* **Exercise prompt**: Below are entries to examine: work out how many lines contain the word "significance", and give only that number.

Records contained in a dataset
----------------
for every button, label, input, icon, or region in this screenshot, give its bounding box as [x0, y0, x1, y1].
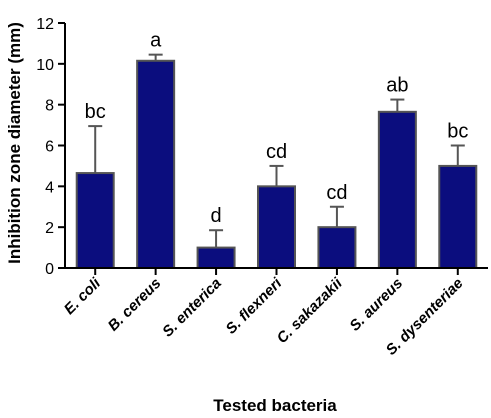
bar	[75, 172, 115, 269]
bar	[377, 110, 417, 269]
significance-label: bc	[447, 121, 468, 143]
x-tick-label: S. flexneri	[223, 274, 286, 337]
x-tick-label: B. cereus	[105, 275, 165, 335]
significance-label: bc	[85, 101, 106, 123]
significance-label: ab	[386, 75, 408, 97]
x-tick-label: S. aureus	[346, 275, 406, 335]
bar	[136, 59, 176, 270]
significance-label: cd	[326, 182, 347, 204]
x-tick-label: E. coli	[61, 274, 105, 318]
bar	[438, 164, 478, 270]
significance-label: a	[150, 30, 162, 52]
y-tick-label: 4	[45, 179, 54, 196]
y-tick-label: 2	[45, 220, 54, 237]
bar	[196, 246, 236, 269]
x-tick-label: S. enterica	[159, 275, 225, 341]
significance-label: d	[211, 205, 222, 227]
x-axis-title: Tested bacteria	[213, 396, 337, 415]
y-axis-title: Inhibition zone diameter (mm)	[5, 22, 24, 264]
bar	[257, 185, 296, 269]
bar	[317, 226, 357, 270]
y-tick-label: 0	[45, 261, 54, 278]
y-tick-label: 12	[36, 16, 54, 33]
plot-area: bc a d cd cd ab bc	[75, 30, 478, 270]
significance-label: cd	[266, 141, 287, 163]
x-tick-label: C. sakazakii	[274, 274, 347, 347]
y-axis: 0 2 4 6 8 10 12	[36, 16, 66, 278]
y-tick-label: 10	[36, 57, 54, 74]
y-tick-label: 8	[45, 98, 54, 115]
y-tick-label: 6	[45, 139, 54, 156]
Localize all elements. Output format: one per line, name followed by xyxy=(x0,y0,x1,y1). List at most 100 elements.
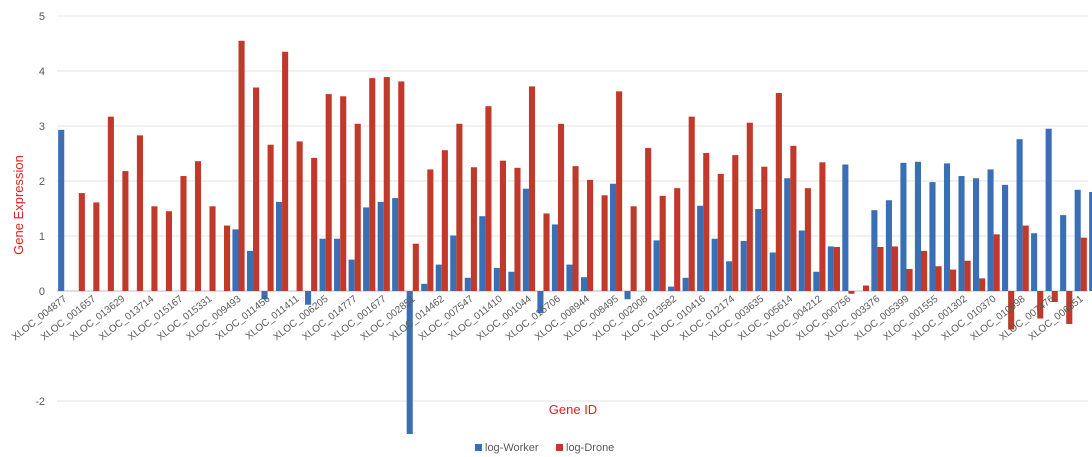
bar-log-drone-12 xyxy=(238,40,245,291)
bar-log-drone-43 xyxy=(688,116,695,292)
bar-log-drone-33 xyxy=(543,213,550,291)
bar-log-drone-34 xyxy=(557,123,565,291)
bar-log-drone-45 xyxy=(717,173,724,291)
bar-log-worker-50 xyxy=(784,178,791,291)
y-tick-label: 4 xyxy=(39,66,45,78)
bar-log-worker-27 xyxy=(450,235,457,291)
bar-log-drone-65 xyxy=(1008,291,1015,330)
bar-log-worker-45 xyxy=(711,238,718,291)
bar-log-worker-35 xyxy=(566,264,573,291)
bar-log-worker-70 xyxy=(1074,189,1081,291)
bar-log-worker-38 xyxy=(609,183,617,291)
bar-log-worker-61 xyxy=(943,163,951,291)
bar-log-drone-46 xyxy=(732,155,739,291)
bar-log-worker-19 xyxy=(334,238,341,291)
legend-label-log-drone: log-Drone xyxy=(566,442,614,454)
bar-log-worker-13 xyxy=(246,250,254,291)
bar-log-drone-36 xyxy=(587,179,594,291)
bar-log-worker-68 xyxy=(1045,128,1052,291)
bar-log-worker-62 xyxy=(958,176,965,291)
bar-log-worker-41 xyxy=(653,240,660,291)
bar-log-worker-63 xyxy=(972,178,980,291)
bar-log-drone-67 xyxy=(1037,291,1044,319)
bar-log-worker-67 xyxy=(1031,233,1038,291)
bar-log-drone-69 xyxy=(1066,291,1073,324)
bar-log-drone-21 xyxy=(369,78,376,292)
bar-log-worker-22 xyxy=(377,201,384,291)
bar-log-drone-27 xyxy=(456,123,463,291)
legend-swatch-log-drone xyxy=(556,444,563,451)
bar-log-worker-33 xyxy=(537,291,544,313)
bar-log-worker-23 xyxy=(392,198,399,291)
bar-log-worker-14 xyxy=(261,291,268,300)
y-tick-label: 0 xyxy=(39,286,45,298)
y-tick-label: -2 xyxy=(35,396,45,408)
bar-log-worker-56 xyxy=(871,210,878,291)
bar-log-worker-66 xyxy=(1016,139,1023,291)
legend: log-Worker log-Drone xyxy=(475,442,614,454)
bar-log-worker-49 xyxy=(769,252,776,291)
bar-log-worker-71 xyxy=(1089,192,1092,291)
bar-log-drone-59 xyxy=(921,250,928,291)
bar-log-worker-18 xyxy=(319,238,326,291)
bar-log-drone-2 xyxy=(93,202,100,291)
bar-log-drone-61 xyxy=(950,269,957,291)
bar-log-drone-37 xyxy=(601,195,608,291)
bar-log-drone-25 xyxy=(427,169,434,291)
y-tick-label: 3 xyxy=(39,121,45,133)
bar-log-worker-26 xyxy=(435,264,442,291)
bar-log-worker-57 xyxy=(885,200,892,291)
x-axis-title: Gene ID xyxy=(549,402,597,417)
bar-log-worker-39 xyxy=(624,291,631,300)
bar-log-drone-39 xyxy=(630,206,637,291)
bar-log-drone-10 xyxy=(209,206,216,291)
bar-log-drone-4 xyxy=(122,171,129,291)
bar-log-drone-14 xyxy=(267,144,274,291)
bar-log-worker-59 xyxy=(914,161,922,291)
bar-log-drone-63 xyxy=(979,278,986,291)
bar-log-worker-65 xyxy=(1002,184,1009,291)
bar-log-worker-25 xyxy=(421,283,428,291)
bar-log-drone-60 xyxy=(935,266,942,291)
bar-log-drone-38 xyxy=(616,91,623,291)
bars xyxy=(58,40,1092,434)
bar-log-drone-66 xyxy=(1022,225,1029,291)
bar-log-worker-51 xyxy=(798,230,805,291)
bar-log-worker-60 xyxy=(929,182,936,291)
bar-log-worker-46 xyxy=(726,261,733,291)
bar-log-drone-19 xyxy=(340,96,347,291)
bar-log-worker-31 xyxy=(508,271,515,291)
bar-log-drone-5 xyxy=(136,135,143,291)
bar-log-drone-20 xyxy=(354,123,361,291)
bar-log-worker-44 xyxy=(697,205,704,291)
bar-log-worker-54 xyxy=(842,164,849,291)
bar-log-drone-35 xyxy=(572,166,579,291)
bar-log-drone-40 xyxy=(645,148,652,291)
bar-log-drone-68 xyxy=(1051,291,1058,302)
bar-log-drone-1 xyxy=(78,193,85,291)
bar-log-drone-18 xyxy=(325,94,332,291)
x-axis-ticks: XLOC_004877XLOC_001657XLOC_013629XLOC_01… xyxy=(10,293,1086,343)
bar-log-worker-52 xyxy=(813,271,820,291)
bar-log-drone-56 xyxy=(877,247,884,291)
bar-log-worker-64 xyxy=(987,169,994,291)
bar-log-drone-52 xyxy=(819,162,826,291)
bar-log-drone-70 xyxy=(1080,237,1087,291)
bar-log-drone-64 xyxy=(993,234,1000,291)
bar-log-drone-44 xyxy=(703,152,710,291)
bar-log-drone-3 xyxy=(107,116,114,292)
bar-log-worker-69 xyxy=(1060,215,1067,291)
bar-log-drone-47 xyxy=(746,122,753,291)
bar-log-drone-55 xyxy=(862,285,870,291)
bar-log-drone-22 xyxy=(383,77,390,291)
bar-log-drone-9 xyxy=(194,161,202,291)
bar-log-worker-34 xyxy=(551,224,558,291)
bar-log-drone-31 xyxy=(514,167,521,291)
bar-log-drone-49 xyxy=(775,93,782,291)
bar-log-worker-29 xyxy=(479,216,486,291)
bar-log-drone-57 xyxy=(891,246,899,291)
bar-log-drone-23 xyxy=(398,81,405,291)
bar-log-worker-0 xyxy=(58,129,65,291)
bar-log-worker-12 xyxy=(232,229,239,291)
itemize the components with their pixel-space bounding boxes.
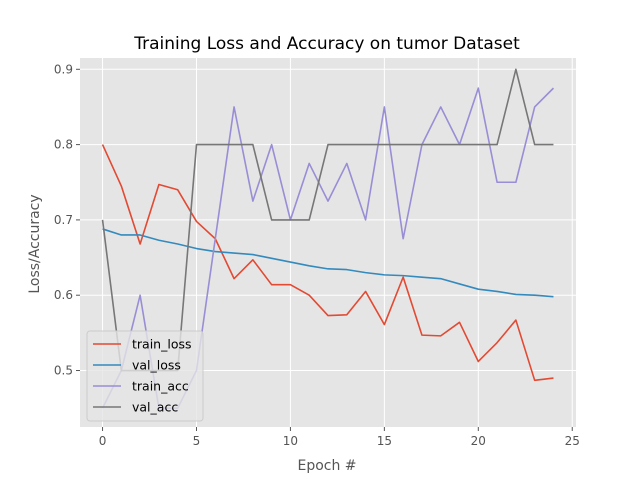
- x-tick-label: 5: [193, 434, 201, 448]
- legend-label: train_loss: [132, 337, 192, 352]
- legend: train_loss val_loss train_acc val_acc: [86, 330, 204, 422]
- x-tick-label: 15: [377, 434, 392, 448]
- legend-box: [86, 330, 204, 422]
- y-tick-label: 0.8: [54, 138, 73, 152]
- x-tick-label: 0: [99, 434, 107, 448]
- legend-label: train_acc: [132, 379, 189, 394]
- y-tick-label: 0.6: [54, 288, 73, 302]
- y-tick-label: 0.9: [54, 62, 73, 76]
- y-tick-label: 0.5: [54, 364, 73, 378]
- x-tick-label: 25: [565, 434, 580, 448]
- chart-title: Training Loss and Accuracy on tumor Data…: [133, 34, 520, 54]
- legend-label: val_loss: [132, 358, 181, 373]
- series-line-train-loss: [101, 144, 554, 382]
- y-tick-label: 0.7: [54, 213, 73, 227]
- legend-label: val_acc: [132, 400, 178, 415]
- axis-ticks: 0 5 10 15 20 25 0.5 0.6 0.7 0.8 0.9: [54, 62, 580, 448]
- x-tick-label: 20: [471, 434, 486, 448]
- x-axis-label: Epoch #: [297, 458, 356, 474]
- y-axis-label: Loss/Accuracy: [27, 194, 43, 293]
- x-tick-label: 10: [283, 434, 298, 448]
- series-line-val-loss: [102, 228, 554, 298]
----------------
* **Answer to this exercise**: 7